STATED EXERCISE: Every entry below must appear again, exactly as written.

━━ GIVEN RECORDS

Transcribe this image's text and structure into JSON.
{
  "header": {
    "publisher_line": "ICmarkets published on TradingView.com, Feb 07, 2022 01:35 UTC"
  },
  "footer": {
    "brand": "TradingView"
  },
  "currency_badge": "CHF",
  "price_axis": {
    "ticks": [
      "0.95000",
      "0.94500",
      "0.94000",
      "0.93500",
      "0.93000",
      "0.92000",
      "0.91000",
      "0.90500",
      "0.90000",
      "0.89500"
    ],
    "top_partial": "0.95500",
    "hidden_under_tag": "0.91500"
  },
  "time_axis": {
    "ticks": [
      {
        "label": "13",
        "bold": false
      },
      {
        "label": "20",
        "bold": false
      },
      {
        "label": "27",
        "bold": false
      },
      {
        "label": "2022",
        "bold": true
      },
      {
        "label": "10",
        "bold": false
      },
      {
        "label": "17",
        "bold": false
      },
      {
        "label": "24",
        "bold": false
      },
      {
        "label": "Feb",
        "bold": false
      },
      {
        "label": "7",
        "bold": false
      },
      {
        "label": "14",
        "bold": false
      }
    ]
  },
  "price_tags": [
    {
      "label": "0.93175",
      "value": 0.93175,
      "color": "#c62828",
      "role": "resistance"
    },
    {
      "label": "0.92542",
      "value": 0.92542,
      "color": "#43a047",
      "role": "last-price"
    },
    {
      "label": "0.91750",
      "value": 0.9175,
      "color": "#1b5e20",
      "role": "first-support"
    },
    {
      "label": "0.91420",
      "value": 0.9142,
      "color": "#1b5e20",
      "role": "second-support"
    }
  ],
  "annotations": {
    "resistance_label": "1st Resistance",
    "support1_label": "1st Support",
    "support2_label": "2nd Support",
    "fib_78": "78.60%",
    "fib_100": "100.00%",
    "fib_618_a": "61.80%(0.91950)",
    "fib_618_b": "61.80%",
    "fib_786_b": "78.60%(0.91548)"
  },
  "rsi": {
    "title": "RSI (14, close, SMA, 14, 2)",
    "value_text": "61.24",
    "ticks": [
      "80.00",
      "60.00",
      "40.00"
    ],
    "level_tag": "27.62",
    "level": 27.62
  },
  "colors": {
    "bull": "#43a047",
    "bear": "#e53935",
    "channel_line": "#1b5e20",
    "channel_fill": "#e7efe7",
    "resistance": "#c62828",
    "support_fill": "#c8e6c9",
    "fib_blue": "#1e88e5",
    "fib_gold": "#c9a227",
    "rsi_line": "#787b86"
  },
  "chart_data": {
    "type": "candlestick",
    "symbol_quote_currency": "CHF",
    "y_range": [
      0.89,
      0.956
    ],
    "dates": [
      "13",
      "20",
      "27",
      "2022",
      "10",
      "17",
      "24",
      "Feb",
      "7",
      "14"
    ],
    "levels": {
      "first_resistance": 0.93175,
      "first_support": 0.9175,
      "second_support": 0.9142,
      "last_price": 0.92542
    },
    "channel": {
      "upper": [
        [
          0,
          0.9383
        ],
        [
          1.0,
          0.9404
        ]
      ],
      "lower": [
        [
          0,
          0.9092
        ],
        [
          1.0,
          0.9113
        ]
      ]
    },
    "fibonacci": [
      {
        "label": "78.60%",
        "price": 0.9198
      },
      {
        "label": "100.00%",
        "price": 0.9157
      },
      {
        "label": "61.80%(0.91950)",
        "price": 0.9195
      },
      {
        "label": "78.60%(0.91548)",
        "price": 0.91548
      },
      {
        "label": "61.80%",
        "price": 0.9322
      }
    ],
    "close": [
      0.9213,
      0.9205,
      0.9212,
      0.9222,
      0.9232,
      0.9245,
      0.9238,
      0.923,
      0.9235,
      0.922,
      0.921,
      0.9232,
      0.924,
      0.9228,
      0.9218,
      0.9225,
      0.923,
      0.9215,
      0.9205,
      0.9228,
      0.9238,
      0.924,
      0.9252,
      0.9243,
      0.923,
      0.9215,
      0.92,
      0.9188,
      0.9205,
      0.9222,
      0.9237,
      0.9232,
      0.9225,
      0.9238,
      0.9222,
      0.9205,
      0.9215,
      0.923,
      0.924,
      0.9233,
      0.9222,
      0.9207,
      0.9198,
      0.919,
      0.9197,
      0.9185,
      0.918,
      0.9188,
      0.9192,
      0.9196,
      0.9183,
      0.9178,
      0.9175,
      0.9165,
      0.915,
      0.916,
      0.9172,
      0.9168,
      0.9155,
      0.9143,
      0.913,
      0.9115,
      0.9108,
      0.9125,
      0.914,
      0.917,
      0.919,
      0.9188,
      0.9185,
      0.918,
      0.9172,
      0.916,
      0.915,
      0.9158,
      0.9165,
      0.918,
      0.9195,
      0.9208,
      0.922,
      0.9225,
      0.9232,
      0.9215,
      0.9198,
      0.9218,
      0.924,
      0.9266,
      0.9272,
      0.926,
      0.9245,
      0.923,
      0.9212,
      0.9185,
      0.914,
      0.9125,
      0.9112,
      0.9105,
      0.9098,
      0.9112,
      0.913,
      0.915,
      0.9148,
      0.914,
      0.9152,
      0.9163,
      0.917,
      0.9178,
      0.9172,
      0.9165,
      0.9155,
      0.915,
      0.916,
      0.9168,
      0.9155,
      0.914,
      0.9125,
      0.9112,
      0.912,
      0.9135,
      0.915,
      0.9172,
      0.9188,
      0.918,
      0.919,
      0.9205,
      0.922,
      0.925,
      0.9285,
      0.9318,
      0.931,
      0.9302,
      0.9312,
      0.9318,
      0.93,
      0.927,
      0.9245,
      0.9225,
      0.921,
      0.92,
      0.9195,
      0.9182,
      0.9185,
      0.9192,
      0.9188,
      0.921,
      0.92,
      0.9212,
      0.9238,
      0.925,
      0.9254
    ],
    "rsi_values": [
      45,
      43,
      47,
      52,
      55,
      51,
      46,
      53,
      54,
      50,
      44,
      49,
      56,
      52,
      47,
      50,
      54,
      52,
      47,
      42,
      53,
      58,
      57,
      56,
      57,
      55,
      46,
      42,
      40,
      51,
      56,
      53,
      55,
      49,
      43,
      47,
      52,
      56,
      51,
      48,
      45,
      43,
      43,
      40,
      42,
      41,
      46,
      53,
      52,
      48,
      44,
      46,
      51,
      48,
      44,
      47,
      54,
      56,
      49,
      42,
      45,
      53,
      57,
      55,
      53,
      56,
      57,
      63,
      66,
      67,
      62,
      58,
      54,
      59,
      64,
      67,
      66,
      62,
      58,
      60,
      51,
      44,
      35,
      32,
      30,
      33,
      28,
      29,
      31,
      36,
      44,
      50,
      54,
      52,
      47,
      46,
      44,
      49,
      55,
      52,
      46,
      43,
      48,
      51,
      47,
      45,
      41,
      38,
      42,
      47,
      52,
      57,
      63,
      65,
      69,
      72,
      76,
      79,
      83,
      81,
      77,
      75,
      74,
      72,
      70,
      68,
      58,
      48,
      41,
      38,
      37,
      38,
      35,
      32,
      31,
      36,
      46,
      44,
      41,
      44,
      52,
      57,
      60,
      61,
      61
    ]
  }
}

━━━━

RESPONSE TO THE EXERCISE:
Transcribe this image's text and structure into JSON.
{
  "header": {
    "publisher_line": "ICmarkets published on TradingView.com, Feb 07, 2022 01:35 UTC"
  },
  "footer": {
    "brand": "TradingView"
  },
  "currency_badge": "CHF",
  "price_axis": {
    "ticks": [
      "0.95000",
      "0.94500",
      "0.94000",
      "0.93500",
      "0.93000",
      "0.92000",
      "0.91000",
      "0.90500",
      "0.90000",
      "0.89500"
    ],
    "top_partial": "0.95500",
    "hidden_under_tag": "0.91500"
  },
  "time_axis": {
    "ticks": [
      {
        "label": "13",
        "bold": false
      },
      {
        "label": "20",
        "bold": false
      },
      {
        "label": "27",
        "bold": false
      },
      {
        "label": "2022",
        "bold": true
      },
      {
        "label": "10",
        "bold": false
      },
      {
        "label": "17",
        "bold": false
      },
      {
        "label": "24",
        "bold": false
      },
      {
        "label": "Feb",
        "bold": false
      },
      {
        "label": "7",
        "bold": false
      },
      {
        "label": "14",
        "bold": false
      }
    ]
  },
  "price_tags": [
    {
      "label": "0.93175",
      "value": 0.93175,
      "color": "#c62828",
      "role": "resistance"
    },
    {
      "label": "0.92542",
      "value": 0.92542,
      "color": "#43a047",
      "role": "last-price"
    },
    {
      "label": "0.91750",
      "value": 0.9175,
      "color": "#1b5e20",
      "role": "first-support"
    },
    {
      "label": "0.91420",
      "value": 0.9142,
      "color": "#1b5e20",
      "role": "second-support"
    }
  ],
  "annotations": {
    "resistance_label": "1st Resistance",
    "support1_label": "1st Support",
    "support2_label": "2nd Support",
    "fib_78": "78.60%",
    "fib_100": "100.00%",
    "fib_618_a": "61.80%(0.91950)",
    "fib_618_b": "61.80%",
    "fib_786_b": "78.60%(0.91548)"
  },
  "rsi": {
    "title": "RSI (14, close, SMA, 14, 2)",
    "value_text": "61.24",
    "ticks": [
      "80.00",
      "60.00",
      "40.00"
    ],
    "level_tag": "27.62",
    "level": 27.62
  },
  "colors": {
    "bull": "#43a047",
    "bear": "#e53935",
    "channel_line": "#1b5e20",
    "channel_fill": "#e7efe7",
    "resistance": "#c62828",
    "support_fill": "#c8e6c9",
    "fib_blue": "#1e88e5",
    "fib_gold": "#c9a227",
    "rsi_line": "#787b86"
  },
  "chart_data": {
    "type": "candlestick",
    "symbol_quote_currency": "CHF",
    "y_range": [
      0.89,
      0.956
    ],
    "dates": [
      "13",
      "20",
      "27",
      "2022",
      "10",
      "17",
      "24",
      "Feb",
      "7",
      "14"
    ],
    "levels": {
      "first_resistance": 0.93175,
      "first_support": 0.9175,
      "second_support": 0.9142,
      "last_price": 0.92542
    },
    "channel": {
      "upper": [
        [
          0,
          0.9383
        ],
        [
          1.0,
          0.9404
        ]
      ],
      "lower": [
        [
          0,
          0.9092
        ],
        [
          1.0,
          0.9113
        ]
      ]
    },
    "fibonacci": [
      {
        "label": "78.60%",
        "price": 0.9198
      },
      {
        "label": "100.00%",
        "price": 0.9157
      },
      {
        "label": "61.80%(0.91950)",
        "price": 0.9195
      },
      {
        "label": "78.60%(0.91548)",
        "price": 0.91548
      },
      {
        "label": "61.80%",
        "price": 0.9322
      }
    ],
    "close": [
      0.9213,
      0.9205,
      0.9212,
      0.9222,
      0.9232,
      0.9245,
      0.9238,
      0.923,
      0.9235,
      0.922,
      0.921,
      0.9232,
      0.924,
      0.9228,
      0.9218,
      0.9225,
      0.923,
      0.9215,
      0.9205,
      0.9228,
      0.9238,
      0.924,
      0.9252,
      0.9243,
      0.923,
      0.9215,
      0.92,
      0.9188,
      0.9205,
      0.9222,
      0.9237,
      0.9232,
      0.9225,
      0.9238,
      0.9222,
      0.9205,
      0.9215,
      0.923,
      0.924,
      0.9233,
      0.9222,
      0.9207,
      0.9198,
      0.919,
      0.9197,
      0.9185,
      0.918,
      0.9188,
      0.9192,
      0.9196,
      0.9183,
      0.9178,
      0.9175,
      0.9165,
      0.915,
      0.916,
      0.9172,
      0.9168,
      0.9155,
      0.9143,
      0.913,
      0.9115,
      0.9108,
      0.9125,
      0.914,
      0.917,
      0.919,
      0.9188,
      0.9185,
      0.918,
      0.9172,
      0.916,
      0.915,
      0.9158,
      0.9165,
      0.918,
      0.9195,
      0.9208,
      0.922,
      0.9225,
      0.9232,
      0.9215,
      0.9198,
      0.9218,
      0.924,
      0.9266,
      0.9272,
      0.926,
      0.9245,
      0.923,
      0.9212,
      0.9185,
      0.914,
      0.9125,
      0.9112,
      0.9105,
      0.9098,
      0.9112,
      0.913,
      0.915,
      0.9148,
      0.914,
      0.9152,
      0.9163,
      0.917,
      0.9178,
      0.9172,
      0.9165,
      0.9155,
      0.915,
      0.916,
      0.9168,
      0.9155,
      0.914,
      0.9125,
      0.9112,
      0.912,
      0.9135,
      0.915,
      0.9172,
      0.9188,
      0.918,
      0.919,
      0.9205,
      0.922,
      0.925,
      0.9285,
      0.9318,
      0.931,
      0.9302,
      0.9312,
      0.9318,
      0.93,
      0.927,
      0.9245,
      0.9225,
      0.921,
      0.92,
      0.9195,
      0.9182,
      0.9185,
      0.9192,
      0.9188,
      0.921,
      0.92,
      0.9212,
      0.9238,
      0.925,
      0.9254
    ],
    "rsi_values": [
      45,
      43,
      47,
      52,
      55,
      51,
      46,
      53,
      54,
      50,
      44,
      49,
      56,
      52,
      47,
      50,
      54,
      52,
      47,
      42,
      53,
      58,
      57,
      56,
      57,
      55,
      46,
      42,
      40,
      51,
      56,
      53,
      55,
      49,
      43,
      47,
      52,
      56,
      51,
      48,
      45,
      43,
      43,
      40,
      42,
      41,
      46,
      53,
      52,
      48,
      44,
      46,
      51,
      48,
      44,
      47,
      54,
      56,
      49,
      42,
      45,
      53,
      57,
      55,
      53,
      56,
      57,
      63,
      66,
      67,
      62,
      58,
      54,
      59,
      64,
      67,
      66,
      62,
      58,
      60,
      51,
      44,
      35,
      32,
      30,
      33,
      28,
      29,
      31,
      36,
      44,
      50,
      54,
      52,
      47,
      46,
      44,
      49,
      55,
      52,
      46,
      43,
      48,
      51,
      47,
      45,
      41,
      38,
      42,
      47,
      52,
      57,
      63,
      65,
      69,
      72,
      76,
      79,
      83,
      81,
      77,
      75,
      74,
      72,
      70,
      68,
      58,
      48,
      41,
      38,
      37,
      38,
      35,
      32,
      31,
      36,
      46,
      44,
      41,
      44,
      52,
      57,
      60,
      61,
      61
    ]
  }
}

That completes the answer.